* Set exercise
Copy out all the records exactly.

(Items listed in a dataset)
━━━
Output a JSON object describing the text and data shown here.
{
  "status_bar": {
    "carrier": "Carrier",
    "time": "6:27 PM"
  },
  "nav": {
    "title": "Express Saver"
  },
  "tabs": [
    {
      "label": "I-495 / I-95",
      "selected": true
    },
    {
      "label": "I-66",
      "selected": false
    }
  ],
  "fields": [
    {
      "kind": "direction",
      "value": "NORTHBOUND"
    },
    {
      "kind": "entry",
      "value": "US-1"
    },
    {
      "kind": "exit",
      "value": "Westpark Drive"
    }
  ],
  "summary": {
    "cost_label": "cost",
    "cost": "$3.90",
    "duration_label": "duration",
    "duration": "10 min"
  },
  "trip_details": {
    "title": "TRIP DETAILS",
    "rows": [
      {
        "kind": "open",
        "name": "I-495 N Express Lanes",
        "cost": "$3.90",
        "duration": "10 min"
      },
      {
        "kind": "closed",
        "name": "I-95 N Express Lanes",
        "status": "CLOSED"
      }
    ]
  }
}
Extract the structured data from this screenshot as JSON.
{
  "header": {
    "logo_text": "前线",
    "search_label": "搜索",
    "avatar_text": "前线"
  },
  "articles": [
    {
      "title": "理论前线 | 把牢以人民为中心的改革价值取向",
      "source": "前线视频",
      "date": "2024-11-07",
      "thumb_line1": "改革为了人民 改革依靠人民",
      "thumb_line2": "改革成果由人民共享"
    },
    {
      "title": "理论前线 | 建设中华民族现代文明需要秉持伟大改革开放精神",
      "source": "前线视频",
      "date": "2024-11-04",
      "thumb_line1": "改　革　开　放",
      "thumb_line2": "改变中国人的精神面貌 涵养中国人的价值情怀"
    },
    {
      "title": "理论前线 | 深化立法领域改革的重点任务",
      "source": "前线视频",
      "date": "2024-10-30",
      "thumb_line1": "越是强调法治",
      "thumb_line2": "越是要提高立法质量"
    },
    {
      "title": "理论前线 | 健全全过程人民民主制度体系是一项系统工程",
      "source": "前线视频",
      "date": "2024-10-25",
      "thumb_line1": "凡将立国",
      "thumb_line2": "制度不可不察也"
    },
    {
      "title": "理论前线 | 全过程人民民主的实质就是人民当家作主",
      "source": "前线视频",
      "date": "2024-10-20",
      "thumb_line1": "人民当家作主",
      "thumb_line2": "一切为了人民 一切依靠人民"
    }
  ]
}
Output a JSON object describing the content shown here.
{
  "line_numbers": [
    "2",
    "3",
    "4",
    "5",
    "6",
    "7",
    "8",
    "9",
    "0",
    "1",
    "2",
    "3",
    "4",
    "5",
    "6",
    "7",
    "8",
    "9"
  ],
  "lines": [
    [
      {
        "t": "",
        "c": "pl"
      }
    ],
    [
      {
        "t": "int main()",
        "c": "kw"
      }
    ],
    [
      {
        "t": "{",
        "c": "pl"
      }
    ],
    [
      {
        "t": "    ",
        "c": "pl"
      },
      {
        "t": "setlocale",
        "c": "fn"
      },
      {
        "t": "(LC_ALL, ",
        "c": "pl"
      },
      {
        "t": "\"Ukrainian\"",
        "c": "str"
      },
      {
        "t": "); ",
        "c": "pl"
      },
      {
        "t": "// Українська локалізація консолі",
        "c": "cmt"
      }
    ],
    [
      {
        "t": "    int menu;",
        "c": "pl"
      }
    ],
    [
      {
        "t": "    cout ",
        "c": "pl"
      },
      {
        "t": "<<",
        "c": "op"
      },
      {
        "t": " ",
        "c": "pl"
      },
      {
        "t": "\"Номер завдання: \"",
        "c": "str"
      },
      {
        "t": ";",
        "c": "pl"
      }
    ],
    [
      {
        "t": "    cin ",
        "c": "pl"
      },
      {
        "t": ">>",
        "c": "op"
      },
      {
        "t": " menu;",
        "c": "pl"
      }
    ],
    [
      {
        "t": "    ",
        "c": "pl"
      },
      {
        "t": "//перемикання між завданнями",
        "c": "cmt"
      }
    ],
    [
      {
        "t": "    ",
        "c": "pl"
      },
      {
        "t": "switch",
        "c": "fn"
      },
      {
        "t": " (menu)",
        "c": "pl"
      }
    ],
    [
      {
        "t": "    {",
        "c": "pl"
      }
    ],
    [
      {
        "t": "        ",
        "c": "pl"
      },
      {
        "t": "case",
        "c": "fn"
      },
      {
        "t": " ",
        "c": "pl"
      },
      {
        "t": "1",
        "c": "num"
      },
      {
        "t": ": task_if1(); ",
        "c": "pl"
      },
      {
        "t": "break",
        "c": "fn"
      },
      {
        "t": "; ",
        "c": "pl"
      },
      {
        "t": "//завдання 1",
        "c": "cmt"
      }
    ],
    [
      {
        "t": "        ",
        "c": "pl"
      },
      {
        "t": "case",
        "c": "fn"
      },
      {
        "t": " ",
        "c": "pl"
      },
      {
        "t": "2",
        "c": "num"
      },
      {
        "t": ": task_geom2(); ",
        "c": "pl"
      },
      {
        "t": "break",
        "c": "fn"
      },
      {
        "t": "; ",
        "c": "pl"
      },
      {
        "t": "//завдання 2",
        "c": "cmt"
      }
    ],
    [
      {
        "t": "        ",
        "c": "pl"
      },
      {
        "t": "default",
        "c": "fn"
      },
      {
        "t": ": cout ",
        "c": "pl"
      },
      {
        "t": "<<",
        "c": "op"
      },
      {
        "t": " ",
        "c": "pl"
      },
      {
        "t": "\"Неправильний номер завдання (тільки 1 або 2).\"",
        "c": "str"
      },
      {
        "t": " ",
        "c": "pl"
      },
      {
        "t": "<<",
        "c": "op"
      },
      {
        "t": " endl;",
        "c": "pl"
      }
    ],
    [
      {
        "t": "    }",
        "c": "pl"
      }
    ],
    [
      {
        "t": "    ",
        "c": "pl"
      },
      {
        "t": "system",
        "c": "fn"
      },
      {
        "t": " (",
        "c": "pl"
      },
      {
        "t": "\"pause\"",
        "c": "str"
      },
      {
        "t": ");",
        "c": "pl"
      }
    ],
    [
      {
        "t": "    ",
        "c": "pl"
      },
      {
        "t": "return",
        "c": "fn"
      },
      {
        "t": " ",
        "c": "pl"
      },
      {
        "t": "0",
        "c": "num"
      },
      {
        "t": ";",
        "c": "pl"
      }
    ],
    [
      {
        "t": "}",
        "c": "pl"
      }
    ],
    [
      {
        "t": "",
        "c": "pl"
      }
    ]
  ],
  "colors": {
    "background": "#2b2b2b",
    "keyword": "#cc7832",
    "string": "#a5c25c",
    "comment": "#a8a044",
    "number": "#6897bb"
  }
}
━━━
* Reply to the task
Output a JSON object describing the text and data shown here.
{
  "status_bar": {
    "carrier": "Carrier",
    "time": "6:27 PM"
  },
  "nav": {
    "title": "Express Saver"
  },
  "tabs": [
    {
      "label": "I-495 / I-95",
      "selected": true
    },
    {
      "label": "I-66",
      "selected": false
    }
  ],
  "fields": [
    {
      "kind": "direction",
      "value": "NORTHBOUND"
    },
    {
      "kind": "entry",
      "value": "US-1"
    },
    {
      "kind": "exit",
      "value": "Westpark Drive"
    }
  ],
  "summary": {
    "cost_label": "cost",
    "cost": "$3.90",
    "duration_label": "duration",
    "duration": "10 min"
  },
  "trip_details": {
    "title": "TRIP DETAILS",
    "rows": [
      {
        "kind": "open",
        "name": "I-495 N Express Lanes",
        "cost": "$3.90",
        "duration": "10 min"
      },
      {
        "kind": "closed",
        "name": "I-95 N Express Lanes",
        "status": "CLOSED"
      }
    ]
  }
}
Extract the structured data from this screenshot as JSON.
{
  "header": {
    "logo_text": "前线",
    "search_label": "搜索",
    "avatar_text": "前线"
  },
  "articles": [
    {
      "title": "理论前线 | 把牢以人民为中心的改革价值取向",
      "source": "前线视频",
      "date": "2024-11-07",
      "thumb_line1": "改革为了人民 改革依靠人民",
      "thumb_line2": "改革成果由人民共享"
    },
    {
      "title": "理论前线 | 建设中华民族现代文明需要秉持伟大改革开放精神",
      "source": "前线视频",
      "date": "2024-11-04",
      "thumb_line1": "改　革　开　放",
      "thumb_line2": "改变中国人的精神面貌 涵养中国人的价值情怀"
    },
    {
      "title": "理论前线 | 深化立法领域改革的重点任务",
      "source": "前线视频",
      "date": "2024-10-30",
      "thumb_line1": "越是强调法治",
      "thumb_line2": "越是要提高立法质量"
    },
    {
      "title": "理论前线 | 健全全过程人民民主制度体系是一项系统工程",
      "source": "前线视频",
      "date": "2024-10-25",
      "thumb_line1": "凡将立国",
      "thumb_line2": "制度不可不察也"
    },
    {
      "title": "理论前线 | 全过程人民民主的实质就是人民当家作主",
      "source": "前线视频",
      "date": "2024-10-20",
      "thumb_line1": "人民当家作主",
      "thumb_line2": "一切为了人民 一切依靠人民"
    }
  ]
}
Output a JSON object describing the content shown here.
{
  "line_numbers": [
    "2",
    "3",
    "4",
    "5",
    "6",
    "7",
    "8",
    "9",
    "0",
    "1",
    "2",
    "3",
    "4",
    "5",
    "6",
    "7",
    "8",
    "9"
  ],
  "lines": [
    [
      {
        "t": "",
        "c": "pl"
      }
    ],
    [
      {
        "t": "int main()",
        "c": "kw"
      }
    ],
    [
      {
        "t": "{",
        "c": "pl"
      }
    ],
    [
      {
        "t": "    ",
        "c": "pl"
      },
      {
        "t": "setlocale",
        "c": "fn"
      },
      {
        "t": "(LC_ALL, ",
        "c": "pl"
      },
      {
        "t": "\"Ukrainian\"",
        "c": "str"
      },
      {
        "t": "); ",
        "c": "pl"
      },
      {
        "t": "// Українська локалізація консолі",
        "c": "cmt"
      }
    ],
    [
      {
        "t": "    int menu;",
        "c": "pl"
      }
    ],
    [
      {
        "t": "    cout ",
        "c": "pl"
      },
      {
        "t": "<<",
        "c": "op"
      },
      {
        "t": " ",
        "c": "pl"
      },
      {
        "t": "\"Номер завдання: \"",
        "c": "str"
      },
      {
        "t": ";",
        "c": "pl"
      }
    ],
    [
      {
        "t": "    cin ",
        "c": "pl"
      },
      {
        "t": ">>",
        "c": "op"
      },
      {
        "t": " menu;",
        "c": "pl"
      }
    ],
    [
      {
        "t": "    ",
        "c": "pl"
      },
      {
        "t": "//перемикання між завданнями",
        "c": "cmt"
      }
    ],
    [
      {
        "t": "    ",
        "c": "pl"
      },
      {
        "t": "switch",
        "c": "fn"
      },
      {
        "t": " (menu)",
        "c": "pl"
      }
    ],
    [
      {
        "t": "    {",
        "c": "pl"
      }
    ],
    [
      {
        "t": "        ",
        "c": "pl"
      },
      {
        "t": "case",
        "c": "fn"
      },
      {
        "t": " ",
        "c": "pl"
      },
      {
        "t": "1",
        "c": "num"
      },
      {
        "t": ": task_if1(); ",
        "c": "pl"
      },
      {
        "t": "break",
        "c": "fn"
      },
      {
        "t": "; ",
        "c": "pl"
      },
      {
        "t": "//завдання 1",
        "c": "cmt"
      }
    ],
    [
      {
        "t": "        ",
        "c": "pl"
      },
      {
        "t": "case",
        "c": "fn"
      },
      {
        "t": " ",
        "c": "pl"
      },
      {
        "t": "2",
        "c": "num"
      },
      {
        "t": ": task_geom2(); ",
        "c": "pl"
      },
      {
        "t": "break",
        "c": "fn"
      },
      {
        "t": "; ",
        "c": "pl"
      },
      {
        "t": "//завдання 2",
        "c": "cmt"
      }
    ],
    [
      {
        "t": "        ",
        "c": "pl"
      },
      {
        "t": "default",
        "c": "fn"
      },
      {
        "t": ": cout ",
        "c": "pl"
      },
      {
        "t": "<<",
        "c": "op"
      },
      {
        "t": " ",
        "c": "pl"
      },
      {
        "t": "\"Неправильний номер завдання (тільки 1 або 2).\"",
        "c": "str"
      },
      {
        "t": " ",
        "c": "pl"
      },
      {
        "t": "<<",
        "c": "op"
      },
      {
        "t": " endl;",
        "c": "pl"
      }
    ],
    [
      {
        "t": "    }",
        "c": "pl"
      }
    ],
    [
      {
        "t": "    ",
        "c": "pl"
      },
      {
        "t": "system",
        "c": "fn"
      },
      {
        "t": " (",
        "c": "pl"
      },
      {
        "t": "\"pause\"",
        "c": "str"
      },
      {
        "t": ");",
        "c": "pl"
      }
    ],
    [
      {
        "t": "    ",
        "c": "pl"
      },
      {
        "t": "return",
        "c": "fn"
      },
      {
        "t": " ",
        "c": "pl"
      },
      {
        "t": "0",
        "c": "num"
      },
      {
        "t": ";",
        "c": "pl"
      }
    ],
    [
      {
        "t": "}",
        "c": "pl"
      }
    ],
    [
      {
        "t": "",
        "c": "pl"
      }
    ]
  ],
  "colors": {
    "background": "#2b2b2b",
    "keyword": "#cc7832",
    "string": "#a5c25c",
    "comment": "#a8a044",
    "number": "#6897bb"
  }
}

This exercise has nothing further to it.